____ Source extract

The two theories of Larry, the personality model and the more conspiratorial idea that he's quietly working to make the world and the university one big, Darwinian nightmare -- an unsentimental place driven only by competition -- are both inadequate. The dark thread theory misses the rest of Summers's paper trail and much of the mitigating evidence from his career. Summers has appointed five women to top positions -- as deans and vice presidents -- in the Harvard administration. He has vigorously supported stem-cell research and defended privacy and academic freedom against government encroachments. He has spoken often about the role of education in ameliorating social woes. "The most serious domestic problem in the United States today is the widening gap between the children of the rich and the children of the poor, and education is the most powerful weapon we have to address that problem," he said in a February 2004 speech.

But the personality theory misses the obvious fact that there are patterns in Summers's behavior, that he is not just a confrontational man but an economist -- and economists, by nature, often gravitate to controversy, and are most comfortable with problems that can be researched in quantifiable terms.

Lawrence Summers talks with the press after being named Harvard president in 2001. Controversy dogged him soon after his arrival. (Lawrence Jackson -- AP)

"This style of laying controversial questions on the table is natural to an economist," says Harvard economics professor David Laibson, who has supported Summers throughout the controversy. Laibson argues that evaluating Summers based only on his occasional hypothesis about controversial social issues misses the president's true record. "It's true that he is often unpredictable, in that he doesn't follow any party line. But if you tally up all the positions, all the life's work, you see an intellectual who stands firmly left of center."

And Summers's detractors wonder whether he is particularly interested in hypotheses that, as Matory says, are "injurious to people who have been injured historically." And there's a larger question. Given that the university knew exactly what it was getting when it hired Summers, what does it say about Harvard, and the values of Harvard, that it chose this particular economist? And what will Harvard be like if it comes to resemble, in tone and style, the man at the helm?

________
____ Information provided

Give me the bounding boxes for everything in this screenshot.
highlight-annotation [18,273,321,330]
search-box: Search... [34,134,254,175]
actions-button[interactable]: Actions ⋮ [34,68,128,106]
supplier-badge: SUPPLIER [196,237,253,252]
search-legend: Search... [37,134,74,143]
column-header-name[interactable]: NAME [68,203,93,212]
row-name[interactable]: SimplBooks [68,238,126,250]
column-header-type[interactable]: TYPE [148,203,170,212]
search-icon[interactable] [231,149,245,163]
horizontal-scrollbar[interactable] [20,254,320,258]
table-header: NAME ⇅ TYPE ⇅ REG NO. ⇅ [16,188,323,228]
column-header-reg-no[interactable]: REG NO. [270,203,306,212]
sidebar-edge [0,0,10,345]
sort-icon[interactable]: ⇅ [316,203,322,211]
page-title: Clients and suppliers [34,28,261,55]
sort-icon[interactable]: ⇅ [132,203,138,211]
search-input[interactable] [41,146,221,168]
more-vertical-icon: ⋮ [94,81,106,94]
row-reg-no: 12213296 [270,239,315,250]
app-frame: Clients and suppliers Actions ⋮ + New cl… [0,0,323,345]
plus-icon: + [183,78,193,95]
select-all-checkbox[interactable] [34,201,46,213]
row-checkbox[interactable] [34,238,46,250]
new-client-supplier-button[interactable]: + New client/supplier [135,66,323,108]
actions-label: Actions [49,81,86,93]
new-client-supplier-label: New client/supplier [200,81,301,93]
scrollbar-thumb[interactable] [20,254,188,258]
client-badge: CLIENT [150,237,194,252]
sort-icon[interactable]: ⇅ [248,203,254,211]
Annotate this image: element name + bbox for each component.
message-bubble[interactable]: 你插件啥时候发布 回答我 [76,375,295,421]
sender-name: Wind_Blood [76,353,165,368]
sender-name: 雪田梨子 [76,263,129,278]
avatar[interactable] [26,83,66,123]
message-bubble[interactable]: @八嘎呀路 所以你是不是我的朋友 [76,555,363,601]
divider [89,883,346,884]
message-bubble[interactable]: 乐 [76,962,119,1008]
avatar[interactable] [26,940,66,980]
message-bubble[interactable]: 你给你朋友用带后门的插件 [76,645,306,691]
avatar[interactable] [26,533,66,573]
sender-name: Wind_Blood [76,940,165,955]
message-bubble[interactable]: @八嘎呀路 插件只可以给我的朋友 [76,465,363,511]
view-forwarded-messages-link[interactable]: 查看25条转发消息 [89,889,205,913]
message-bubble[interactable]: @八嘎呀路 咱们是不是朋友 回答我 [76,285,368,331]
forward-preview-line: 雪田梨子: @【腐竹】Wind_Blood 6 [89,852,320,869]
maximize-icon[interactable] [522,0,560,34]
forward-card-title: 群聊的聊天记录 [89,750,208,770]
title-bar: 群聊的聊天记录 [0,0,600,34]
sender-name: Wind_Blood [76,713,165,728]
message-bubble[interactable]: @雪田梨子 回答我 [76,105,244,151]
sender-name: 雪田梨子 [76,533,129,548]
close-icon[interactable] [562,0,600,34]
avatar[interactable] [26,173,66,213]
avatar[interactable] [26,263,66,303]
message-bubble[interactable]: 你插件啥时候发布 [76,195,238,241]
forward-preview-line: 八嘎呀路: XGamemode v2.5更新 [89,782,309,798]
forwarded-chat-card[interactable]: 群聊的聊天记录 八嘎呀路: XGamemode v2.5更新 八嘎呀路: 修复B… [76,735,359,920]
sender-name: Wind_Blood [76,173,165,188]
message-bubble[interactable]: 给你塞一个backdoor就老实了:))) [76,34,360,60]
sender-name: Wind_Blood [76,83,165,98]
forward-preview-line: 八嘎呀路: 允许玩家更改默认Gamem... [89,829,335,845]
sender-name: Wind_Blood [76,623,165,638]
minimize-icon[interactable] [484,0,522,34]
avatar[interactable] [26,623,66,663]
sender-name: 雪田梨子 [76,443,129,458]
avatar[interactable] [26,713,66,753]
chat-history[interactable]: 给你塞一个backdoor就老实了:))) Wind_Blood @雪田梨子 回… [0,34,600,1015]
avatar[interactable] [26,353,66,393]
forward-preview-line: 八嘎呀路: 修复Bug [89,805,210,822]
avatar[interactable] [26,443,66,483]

________

Objectives —
• A. Reproduce the part of the Lawrence Summers passage starting at "And Summers's detractors" and ending at "at the helm?".
• B. Render the records as a Markdown table with the columns No. and Entry, starting at the first line of the records and ending at the line containing "horizontal-scrollbar[interactable] [20,254,320,258]", both included. Leave out blank lines.

Task-by-task solutions —
• A.
And Summers's detractors wonder whether he is particularly interested in hypotheses that, as Matory says, are "injurious to people who have been injured historically." And there's a larger question. Given that the university knew exactly what it was getting when it hired Summers, what does it say about Harvard, and the values of Harvard, that it chose this particular economist? And what will Harvard be like if it comes to resemble, in tone and style, the man at the helm?

• B.
| No. | Entry |
|---|---|
| 1 | Give me the bounding boxes for everything in this screenshot. |
| 2 | highlight-annotation [18,273,321,330] |
| 3 | search-box: Search... [34,134,254,175] |
| 4 | actions-button[interactable]: Actions ⋮ [34,68,128,106] |
| 5 | supplier-badge: SUPPLIER [196,237,253,252] |
| 6 | search-legend: Search... [37,134,74,143] |
| 7 | column-header-name[interactable]: NAME [68,203,93,212] |
| 8 | row-name[interactable]: SimplBooks [68,238,126,250] |
| 9 | column-header-type[interactable]: TYPE [148,203,170,212] |
| 10 | search-icon[interactable] [231,149,245,163] |
| 11 | horizontal-scrollbar[interactable] [20,254,320,258] |